## Materials provided:
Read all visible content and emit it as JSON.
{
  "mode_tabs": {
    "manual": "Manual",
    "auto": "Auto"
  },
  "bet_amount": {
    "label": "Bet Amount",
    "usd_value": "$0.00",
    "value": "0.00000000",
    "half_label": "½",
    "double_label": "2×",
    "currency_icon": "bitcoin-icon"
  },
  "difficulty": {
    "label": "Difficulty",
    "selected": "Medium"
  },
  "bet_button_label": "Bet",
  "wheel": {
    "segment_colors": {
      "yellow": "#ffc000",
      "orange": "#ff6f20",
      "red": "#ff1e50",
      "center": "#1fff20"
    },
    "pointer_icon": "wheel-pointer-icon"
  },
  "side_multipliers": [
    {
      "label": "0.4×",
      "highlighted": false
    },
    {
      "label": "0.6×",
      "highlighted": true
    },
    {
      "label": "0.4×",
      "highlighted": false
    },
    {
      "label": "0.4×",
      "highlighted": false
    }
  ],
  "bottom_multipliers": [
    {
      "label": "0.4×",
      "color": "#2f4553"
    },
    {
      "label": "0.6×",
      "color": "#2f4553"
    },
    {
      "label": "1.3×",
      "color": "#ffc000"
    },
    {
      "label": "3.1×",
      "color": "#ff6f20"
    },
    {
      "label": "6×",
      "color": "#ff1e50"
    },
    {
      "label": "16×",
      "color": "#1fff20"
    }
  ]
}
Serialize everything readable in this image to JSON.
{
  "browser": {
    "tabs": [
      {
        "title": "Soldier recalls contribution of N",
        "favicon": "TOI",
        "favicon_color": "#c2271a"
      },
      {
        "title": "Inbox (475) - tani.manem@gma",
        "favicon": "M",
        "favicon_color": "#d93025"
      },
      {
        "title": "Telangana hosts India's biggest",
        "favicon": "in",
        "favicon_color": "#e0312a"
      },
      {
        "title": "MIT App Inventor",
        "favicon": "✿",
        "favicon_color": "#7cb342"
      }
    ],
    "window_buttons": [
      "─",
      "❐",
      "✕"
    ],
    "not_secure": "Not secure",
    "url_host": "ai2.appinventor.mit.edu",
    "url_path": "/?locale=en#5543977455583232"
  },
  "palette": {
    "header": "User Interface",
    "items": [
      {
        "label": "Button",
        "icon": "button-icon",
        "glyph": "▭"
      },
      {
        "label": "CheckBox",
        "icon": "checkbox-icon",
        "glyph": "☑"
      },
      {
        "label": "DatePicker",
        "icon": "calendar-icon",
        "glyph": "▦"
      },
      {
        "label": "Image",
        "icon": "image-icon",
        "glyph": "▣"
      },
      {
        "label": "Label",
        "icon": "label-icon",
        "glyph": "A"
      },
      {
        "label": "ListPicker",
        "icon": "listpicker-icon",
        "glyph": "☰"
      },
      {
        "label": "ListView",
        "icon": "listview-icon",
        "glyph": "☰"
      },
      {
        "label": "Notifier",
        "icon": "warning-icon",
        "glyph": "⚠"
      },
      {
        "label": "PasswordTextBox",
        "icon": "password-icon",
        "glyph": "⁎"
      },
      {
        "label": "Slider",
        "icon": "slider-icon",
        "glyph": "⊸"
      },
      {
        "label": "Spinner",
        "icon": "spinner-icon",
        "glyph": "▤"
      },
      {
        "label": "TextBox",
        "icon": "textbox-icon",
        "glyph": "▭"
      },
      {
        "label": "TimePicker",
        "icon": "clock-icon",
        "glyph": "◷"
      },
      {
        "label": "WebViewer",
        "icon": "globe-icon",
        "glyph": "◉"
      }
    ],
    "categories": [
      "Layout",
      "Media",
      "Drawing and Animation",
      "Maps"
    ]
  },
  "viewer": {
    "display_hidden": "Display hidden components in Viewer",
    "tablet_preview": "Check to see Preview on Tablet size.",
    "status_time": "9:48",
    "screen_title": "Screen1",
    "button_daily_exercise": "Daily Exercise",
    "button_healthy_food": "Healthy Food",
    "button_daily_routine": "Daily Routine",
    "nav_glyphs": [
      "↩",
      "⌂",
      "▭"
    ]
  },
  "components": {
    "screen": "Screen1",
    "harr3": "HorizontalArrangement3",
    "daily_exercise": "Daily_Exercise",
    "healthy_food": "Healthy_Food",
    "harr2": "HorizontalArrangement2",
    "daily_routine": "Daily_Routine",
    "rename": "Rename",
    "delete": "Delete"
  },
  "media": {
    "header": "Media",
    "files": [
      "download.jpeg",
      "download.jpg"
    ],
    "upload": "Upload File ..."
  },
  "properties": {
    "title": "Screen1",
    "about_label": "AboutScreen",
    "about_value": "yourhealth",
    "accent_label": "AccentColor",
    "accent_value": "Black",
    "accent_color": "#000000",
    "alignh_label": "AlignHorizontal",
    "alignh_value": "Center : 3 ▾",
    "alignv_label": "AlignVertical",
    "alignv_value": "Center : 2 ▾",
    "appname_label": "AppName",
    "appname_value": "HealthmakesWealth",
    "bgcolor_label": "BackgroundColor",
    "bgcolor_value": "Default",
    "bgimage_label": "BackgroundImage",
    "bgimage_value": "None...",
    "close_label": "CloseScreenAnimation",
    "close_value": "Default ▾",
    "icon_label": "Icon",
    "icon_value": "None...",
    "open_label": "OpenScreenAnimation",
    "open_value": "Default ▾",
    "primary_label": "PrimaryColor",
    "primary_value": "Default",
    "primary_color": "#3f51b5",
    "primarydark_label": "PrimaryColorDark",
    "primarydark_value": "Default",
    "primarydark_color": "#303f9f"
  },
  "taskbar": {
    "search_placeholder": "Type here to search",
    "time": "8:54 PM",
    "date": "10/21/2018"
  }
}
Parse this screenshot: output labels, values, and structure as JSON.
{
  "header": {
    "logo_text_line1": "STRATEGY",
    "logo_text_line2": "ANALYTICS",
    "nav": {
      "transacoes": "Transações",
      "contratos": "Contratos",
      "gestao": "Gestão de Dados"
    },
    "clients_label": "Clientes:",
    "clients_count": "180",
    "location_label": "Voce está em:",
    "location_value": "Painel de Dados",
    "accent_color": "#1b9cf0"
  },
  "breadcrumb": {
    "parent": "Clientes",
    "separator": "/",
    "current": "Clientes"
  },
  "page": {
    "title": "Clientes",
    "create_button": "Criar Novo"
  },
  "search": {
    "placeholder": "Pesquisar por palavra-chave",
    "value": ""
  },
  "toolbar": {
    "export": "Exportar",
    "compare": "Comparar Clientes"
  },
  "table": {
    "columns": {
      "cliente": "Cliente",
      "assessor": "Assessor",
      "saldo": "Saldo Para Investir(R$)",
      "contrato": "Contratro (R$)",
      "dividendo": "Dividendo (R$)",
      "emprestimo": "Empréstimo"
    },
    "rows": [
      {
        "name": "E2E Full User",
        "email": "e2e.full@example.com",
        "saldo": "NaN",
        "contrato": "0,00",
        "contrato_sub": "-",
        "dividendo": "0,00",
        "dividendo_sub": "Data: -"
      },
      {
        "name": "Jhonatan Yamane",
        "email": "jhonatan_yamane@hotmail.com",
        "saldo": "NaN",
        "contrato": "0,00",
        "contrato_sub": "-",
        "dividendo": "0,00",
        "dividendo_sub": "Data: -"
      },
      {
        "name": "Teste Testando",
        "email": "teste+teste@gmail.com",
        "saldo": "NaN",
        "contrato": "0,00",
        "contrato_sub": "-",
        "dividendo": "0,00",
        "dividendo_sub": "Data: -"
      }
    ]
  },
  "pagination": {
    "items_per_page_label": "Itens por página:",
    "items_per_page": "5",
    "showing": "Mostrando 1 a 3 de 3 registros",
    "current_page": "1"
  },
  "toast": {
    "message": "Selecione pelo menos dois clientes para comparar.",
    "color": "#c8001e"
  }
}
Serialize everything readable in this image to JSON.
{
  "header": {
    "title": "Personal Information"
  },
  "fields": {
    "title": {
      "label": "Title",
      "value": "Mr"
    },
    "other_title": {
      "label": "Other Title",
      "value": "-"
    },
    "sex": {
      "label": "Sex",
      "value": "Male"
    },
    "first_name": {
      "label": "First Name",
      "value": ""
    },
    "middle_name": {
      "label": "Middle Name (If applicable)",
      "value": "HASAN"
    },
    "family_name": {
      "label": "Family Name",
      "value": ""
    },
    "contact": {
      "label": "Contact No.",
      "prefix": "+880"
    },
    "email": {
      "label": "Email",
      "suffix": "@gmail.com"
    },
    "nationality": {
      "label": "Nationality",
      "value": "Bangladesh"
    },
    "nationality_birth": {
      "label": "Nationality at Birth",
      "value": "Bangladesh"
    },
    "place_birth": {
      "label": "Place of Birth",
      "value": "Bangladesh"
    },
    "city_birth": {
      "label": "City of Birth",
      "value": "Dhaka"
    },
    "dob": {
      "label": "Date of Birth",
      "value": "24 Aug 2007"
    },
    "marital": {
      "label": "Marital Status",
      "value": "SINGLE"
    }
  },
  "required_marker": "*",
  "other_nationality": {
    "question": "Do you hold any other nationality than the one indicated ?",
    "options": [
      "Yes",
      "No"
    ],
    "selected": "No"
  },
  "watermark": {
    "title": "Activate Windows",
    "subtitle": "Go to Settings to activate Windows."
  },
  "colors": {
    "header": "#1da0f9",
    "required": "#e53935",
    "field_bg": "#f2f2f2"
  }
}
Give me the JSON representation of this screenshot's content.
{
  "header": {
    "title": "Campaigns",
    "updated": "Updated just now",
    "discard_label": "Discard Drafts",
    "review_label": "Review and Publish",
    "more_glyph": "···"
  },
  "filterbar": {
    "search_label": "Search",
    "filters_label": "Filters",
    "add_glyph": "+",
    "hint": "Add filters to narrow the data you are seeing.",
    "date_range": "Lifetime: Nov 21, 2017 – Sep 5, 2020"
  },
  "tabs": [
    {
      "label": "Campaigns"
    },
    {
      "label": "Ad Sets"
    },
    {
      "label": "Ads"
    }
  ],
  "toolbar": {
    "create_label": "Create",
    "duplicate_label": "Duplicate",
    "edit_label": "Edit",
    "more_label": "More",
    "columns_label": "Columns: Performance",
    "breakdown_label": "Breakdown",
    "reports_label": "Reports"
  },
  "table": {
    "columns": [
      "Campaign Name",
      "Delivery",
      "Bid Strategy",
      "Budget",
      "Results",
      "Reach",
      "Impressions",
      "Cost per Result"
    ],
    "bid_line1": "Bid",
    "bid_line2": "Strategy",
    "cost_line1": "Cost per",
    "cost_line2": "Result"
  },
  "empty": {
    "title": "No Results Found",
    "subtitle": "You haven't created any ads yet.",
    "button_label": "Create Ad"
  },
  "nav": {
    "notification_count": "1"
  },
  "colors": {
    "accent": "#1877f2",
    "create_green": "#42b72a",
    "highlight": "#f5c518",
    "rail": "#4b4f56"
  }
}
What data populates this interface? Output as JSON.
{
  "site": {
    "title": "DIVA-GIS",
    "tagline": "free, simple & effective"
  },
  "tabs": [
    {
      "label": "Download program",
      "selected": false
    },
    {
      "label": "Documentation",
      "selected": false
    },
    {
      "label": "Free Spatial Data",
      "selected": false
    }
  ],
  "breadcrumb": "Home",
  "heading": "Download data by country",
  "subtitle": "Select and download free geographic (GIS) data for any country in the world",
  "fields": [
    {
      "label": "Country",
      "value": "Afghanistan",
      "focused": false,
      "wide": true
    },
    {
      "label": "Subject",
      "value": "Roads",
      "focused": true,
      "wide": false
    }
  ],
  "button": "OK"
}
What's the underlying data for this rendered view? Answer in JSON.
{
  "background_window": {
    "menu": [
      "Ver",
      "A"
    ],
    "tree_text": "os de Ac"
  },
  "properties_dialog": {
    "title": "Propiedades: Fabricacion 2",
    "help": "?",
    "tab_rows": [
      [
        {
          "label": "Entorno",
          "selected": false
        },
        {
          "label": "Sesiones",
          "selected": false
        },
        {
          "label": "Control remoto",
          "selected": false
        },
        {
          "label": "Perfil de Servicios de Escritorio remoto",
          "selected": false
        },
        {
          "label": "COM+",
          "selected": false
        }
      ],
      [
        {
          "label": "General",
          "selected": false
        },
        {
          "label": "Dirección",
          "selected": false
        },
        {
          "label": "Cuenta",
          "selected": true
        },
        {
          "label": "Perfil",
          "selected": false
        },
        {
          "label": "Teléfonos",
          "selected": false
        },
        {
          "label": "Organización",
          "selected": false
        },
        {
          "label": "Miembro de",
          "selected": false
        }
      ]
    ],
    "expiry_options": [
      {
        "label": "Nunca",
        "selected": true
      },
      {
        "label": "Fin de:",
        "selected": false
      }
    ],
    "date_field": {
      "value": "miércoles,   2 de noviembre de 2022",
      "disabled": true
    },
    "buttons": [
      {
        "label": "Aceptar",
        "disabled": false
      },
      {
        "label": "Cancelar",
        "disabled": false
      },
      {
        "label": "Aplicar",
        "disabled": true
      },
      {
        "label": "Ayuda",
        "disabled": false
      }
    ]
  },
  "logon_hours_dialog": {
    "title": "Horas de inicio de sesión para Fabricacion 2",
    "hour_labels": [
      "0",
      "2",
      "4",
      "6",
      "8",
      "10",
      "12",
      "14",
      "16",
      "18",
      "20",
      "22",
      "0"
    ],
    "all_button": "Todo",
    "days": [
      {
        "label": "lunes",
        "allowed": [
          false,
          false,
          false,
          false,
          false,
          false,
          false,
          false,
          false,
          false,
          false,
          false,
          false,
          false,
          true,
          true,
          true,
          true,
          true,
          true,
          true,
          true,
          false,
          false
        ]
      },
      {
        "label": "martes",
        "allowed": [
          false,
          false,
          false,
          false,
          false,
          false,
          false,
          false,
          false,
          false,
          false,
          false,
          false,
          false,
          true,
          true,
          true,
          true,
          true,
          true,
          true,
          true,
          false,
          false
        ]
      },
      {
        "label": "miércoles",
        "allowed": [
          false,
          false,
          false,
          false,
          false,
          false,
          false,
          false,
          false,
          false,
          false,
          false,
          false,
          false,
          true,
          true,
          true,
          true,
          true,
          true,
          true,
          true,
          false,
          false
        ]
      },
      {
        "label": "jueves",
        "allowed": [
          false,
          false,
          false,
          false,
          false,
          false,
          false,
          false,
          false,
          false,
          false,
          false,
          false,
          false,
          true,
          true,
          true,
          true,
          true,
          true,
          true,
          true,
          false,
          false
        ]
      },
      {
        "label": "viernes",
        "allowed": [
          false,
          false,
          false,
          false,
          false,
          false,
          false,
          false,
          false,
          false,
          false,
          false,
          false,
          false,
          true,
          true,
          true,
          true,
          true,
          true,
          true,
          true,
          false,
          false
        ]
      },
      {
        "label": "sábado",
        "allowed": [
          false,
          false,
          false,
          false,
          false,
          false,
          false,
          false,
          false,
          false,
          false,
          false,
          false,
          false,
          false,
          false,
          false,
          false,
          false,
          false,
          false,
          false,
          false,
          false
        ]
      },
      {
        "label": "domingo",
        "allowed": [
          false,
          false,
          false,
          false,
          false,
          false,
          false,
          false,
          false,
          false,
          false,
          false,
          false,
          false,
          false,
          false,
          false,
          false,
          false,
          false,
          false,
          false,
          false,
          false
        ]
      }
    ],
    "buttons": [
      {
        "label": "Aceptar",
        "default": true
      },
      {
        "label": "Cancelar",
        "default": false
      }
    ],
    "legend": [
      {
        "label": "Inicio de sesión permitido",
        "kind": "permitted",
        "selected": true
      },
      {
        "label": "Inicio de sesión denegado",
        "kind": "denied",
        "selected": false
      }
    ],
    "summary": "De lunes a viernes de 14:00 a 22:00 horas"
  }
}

## Work to complete:
Collect the lines that hold "content".

## Answer below:
Read all visible content and emit it as JSON.
Give me the JSON representation of this screenshot's content.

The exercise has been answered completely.